Dataset items:
begin
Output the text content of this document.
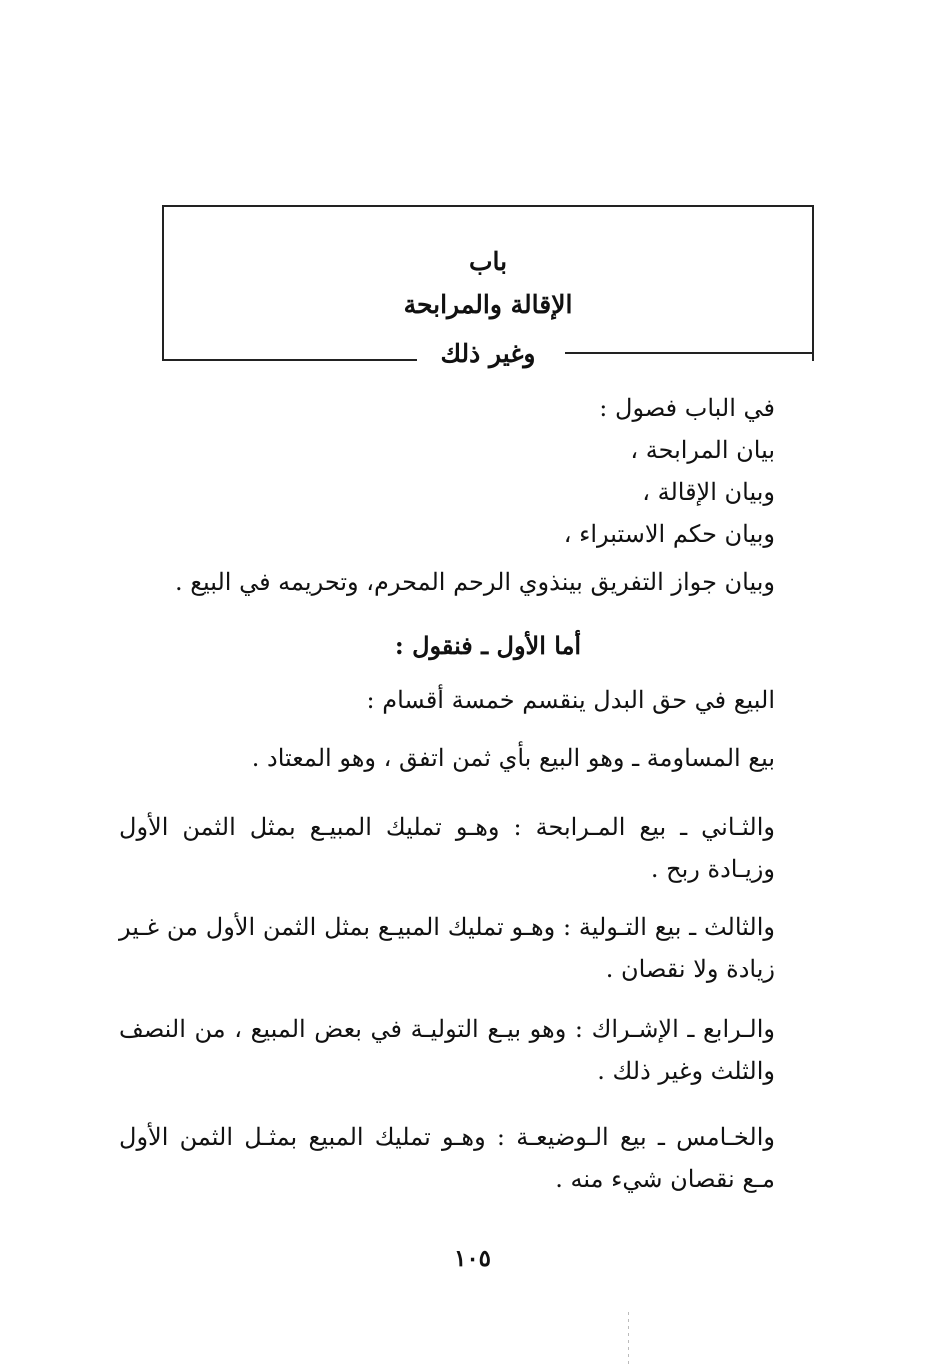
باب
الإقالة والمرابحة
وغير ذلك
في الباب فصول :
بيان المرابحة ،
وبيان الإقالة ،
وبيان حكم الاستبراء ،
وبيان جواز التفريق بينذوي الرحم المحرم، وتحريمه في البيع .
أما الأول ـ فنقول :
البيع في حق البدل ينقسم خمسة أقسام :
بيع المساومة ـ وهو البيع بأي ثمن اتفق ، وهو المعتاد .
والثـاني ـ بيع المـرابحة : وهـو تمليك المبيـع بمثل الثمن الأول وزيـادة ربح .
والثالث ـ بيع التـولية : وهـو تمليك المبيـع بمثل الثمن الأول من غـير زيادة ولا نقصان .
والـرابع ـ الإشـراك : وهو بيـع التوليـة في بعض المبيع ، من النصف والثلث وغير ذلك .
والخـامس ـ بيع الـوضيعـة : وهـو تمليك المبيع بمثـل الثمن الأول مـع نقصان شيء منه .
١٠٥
end
From the listing, extract all text exactly as given and drop any picture.

Task response:
Output the text content of this document.
باب
الإقالة والمرابحة
وغير ذلك
في الباب فصول :
بيان المرابحة ،
وبيان الإقالة ،
وبيان حكم الاستبراء ،
وبيان جواز التفريق بينذوي الرحم المحرم، وتحريمه في البيع .
أما الأول ـ فنقول :
البيع في حق البدل ينقسم خمسة أقسام :
بيع المساومة ـ وهو البيع بأي ثمن اتفق ، وهو المعتاد .
والثـاني ـ بيع المـرابحة : وهـو تمليك المبيـع بمثل الثمن الأول وزيـادة ربح .
والثالث ـ بيع التـولية : وهـو تمليك المبيـع بمثل الثمن الأول من غـير زيادة ولا نقصان .
والـرابع ـ الإشـراك : وهو بيـع التوليـة في بعض المبيع ، من النصف والثلث وغير ذلك .
والخـامس ـ بيع الـوضيعـة : وهـو تمليك المبيع بمثـل الثمن الأول مـع نقصان شيء منه .
١٠٥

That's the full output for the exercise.